(TASK STATEMENT): Go through the records and extract every line with the word "complex".

[Dataset rows about figures]
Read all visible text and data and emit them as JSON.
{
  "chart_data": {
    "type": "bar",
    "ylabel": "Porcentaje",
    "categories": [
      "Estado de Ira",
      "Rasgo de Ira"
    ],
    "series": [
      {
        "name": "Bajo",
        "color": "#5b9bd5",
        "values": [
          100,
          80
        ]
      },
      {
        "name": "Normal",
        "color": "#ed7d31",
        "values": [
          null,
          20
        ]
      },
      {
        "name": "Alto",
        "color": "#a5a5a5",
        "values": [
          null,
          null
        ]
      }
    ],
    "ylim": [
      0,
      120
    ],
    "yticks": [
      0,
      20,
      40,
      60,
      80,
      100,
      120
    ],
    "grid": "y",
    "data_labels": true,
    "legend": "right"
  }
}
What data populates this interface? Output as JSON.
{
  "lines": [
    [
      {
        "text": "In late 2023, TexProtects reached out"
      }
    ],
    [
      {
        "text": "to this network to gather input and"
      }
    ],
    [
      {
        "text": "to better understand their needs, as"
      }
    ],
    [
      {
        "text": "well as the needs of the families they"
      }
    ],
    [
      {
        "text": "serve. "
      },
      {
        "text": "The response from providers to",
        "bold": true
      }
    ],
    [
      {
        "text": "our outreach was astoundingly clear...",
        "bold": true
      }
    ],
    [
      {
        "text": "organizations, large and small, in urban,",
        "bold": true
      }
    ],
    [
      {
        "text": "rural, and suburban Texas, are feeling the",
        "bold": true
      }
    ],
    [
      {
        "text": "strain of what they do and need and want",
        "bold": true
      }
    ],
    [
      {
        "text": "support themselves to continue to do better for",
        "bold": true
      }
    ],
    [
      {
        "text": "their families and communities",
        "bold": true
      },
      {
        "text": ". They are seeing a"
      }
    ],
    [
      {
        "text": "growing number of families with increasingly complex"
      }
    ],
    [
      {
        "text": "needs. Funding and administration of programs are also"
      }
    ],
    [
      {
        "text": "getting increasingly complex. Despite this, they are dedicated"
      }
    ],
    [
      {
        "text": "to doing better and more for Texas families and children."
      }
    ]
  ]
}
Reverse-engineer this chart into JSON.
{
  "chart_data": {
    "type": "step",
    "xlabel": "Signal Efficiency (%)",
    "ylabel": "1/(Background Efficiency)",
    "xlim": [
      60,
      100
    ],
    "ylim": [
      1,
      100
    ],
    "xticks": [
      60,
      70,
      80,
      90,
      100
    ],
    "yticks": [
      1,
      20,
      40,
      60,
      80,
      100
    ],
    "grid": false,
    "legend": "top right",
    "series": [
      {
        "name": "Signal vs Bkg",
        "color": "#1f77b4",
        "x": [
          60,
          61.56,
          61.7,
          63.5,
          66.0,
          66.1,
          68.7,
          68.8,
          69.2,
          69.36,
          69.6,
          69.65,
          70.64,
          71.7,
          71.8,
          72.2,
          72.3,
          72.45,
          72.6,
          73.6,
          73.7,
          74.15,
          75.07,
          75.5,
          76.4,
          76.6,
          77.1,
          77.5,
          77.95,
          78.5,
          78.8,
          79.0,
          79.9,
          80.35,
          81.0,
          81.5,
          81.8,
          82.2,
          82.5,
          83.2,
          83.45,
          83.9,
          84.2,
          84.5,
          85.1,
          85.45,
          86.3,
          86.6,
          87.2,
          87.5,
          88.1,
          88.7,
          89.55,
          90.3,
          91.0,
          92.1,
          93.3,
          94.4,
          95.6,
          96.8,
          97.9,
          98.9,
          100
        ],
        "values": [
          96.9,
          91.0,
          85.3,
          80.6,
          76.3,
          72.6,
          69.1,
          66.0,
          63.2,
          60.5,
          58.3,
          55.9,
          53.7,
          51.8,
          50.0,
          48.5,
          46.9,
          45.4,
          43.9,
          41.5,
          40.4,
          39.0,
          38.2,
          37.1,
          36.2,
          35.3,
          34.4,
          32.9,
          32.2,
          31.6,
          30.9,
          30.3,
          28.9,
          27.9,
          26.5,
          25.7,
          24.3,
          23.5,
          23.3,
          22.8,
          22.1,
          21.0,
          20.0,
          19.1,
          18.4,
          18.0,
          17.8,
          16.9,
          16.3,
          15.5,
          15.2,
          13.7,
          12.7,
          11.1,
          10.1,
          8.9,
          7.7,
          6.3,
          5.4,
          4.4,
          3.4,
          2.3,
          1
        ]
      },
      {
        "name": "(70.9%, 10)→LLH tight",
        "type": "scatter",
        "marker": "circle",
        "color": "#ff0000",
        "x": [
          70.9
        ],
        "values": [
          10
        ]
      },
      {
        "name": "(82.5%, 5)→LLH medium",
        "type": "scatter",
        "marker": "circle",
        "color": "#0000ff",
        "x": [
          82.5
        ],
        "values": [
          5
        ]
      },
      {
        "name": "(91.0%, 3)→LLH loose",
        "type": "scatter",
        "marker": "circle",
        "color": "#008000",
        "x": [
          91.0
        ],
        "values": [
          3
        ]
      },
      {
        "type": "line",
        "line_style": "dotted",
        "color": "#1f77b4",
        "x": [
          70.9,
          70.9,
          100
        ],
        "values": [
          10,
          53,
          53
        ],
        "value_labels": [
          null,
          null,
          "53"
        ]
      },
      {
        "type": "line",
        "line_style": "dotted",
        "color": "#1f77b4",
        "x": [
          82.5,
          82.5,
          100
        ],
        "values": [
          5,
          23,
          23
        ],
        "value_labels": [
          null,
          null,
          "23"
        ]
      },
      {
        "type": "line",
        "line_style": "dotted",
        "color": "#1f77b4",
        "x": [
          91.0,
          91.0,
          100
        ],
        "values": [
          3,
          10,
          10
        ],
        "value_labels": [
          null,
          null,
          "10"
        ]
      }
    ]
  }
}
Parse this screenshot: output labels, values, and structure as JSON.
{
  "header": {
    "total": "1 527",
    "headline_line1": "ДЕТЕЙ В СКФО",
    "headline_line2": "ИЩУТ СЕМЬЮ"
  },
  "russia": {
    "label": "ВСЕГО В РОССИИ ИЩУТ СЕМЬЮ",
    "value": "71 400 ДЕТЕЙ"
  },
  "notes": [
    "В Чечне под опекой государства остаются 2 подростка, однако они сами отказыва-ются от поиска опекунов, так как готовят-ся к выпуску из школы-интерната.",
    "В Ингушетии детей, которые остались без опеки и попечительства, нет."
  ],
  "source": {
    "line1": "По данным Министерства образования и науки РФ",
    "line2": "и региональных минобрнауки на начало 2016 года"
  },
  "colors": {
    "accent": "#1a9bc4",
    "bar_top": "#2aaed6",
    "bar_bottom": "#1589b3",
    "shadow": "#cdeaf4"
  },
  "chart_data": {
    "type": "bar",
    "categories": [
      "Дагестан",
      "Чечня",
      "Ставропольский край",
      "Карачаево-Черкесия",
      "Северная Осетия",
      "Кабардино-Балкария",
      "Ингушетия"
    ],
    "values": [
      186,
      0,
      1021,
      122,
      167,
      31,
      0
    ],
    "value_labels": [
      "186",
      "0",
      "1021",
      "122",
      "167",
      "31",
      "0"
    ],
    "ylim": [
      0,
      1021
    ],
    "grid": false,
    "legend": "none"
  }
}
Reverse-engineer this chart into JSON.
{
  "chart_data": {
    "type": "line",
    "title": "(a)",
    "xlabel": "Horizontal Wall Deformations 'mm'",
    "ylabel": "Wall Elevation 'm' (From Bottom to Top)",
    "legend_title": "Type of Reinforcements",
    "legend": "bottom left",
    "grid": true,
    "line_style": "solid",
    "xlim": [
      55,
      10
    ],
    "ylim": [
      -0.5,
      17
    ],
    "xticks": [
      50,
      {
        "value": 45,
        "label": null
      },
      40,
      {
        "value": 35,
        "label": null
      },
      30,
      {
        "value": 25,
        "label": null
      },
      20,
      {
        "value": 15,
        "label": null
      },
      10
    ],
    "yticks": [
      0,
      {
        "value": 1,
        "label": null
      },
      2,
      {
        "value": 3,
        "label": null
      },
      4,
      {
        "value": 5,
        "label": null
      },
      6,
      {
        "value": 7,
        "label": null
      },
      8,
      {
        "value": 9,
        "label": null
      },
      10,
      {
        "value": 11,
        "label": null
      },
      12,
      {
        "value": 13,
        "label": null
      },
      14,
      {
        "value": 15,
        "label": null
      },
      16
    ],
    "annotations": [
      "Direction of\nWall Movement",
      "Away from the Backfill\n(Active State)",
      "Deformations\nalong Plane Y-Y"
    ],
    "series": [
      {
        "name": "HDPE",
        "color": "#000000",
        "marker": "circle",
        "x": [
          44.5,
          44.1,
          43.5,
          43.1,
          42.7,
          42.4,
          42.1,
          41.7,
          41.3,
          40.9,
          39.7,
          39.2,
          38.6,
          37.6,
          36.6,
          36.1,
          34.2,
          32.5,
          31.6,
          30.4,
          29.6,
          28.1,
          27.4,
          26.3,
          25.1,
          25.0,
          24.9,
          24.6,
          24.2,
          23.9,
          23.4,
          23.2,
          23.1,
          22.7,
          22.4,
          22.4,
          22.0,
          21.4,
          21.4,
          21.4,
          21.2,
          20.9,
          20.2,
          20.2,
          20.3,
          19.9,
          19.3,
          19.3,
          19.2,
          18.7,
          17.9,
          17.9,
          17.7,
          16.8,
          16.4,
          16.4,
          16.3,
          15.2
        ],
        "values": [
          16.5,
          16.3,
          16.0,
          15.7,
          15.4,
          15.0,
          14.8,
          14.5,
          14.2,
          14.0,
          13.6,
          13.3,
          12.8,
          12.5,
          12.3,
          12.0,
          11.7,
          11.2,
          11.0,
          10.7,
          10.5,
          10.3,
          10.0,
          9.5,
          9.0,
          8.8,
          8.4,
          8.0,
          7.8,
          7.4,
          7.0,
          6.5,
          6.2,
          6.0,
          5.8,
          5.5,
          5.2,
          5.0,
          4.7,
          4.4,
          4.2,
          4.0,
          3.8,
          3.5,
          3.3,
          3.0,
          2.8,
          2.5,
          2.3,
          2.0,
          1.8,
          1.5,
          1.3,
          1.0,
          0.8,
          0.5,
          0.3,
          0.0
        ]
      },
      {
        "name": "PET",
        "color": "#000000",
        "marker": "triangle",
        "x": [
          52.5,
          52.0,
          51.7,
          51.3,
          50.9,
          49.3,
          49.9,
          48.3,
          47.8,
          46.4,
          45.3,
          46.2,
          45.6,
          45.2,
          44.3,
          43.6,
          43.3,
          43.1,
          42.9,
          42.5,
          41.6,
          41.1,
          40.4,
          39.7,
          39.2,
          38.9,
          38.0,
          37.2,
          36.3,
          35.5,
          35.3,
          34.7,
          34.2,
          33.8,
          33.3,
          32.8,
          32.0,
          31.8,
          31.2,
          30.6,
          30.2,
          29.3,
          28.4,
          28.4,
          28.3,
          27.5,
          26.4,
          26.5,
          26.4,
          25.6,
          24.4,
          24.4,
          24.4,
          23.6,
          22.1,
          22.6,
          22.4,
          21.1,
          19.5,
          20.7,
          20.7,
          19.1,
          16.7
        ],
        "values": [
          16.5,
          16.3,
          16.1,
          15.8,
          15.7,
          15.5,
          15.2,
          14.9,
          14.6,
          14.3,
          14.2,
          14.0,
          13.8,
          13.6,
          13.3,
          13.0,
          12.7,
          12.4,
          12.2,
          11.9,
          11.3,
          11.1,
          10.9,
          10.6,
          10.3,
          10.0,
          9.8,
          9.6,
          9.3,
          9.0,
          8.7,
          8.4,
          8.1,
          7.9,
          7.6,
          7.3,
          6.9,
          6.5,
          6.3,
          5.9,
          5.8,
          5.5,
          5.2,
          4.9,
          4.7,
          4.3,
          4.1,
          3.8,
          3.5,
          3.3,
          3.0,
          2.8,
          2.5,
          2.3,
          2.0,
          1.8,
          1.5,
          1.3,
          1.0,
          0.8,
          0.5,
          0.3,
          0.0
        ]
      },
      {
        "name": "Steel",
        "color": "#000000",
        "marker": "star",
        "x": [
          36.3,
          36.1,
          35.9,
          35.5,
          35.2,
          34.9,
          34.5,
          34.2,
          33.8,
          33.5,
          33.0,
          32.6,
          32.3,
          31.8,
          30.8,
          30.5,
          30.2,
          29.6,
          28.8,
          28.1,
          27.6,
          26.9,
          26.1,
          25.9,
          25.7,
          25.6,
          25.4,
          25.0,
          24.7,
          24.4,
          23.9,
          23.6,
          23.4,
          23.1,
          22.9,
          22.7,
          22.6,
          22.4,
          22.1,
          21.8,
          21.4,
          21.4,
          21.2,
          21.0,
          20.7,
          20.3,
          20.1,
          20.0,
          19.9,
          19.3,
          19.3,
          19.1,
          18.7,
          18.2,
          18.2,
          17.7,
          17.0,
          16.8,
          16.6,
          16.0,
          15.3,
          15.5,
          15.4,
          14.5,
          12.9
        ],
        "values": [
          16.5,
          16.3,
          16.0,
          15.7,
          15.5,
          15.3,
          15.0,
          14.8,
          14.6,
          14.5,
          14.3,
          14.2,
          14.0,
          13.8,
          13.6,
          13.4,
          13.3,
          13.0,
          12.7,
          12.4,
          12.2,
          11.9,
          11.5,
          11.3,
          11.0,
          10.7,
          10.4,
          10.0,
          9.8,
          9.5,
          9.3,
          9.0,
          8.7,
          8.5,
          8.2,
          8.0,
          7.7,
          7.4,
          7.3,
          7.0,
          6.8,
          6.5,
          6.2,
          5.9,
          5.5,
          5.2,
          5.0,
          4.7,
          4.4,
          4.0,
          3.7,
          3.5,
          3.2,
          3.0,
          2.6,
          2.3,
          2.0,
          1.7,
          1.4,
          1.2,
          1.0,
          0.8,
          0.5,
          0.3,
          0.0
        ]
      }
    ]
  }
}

(TASK OUTPUT):
        "text": "growing number of families with increasingly complex"
        "text": "getting increasingly complex. Despite this, they are dedicated"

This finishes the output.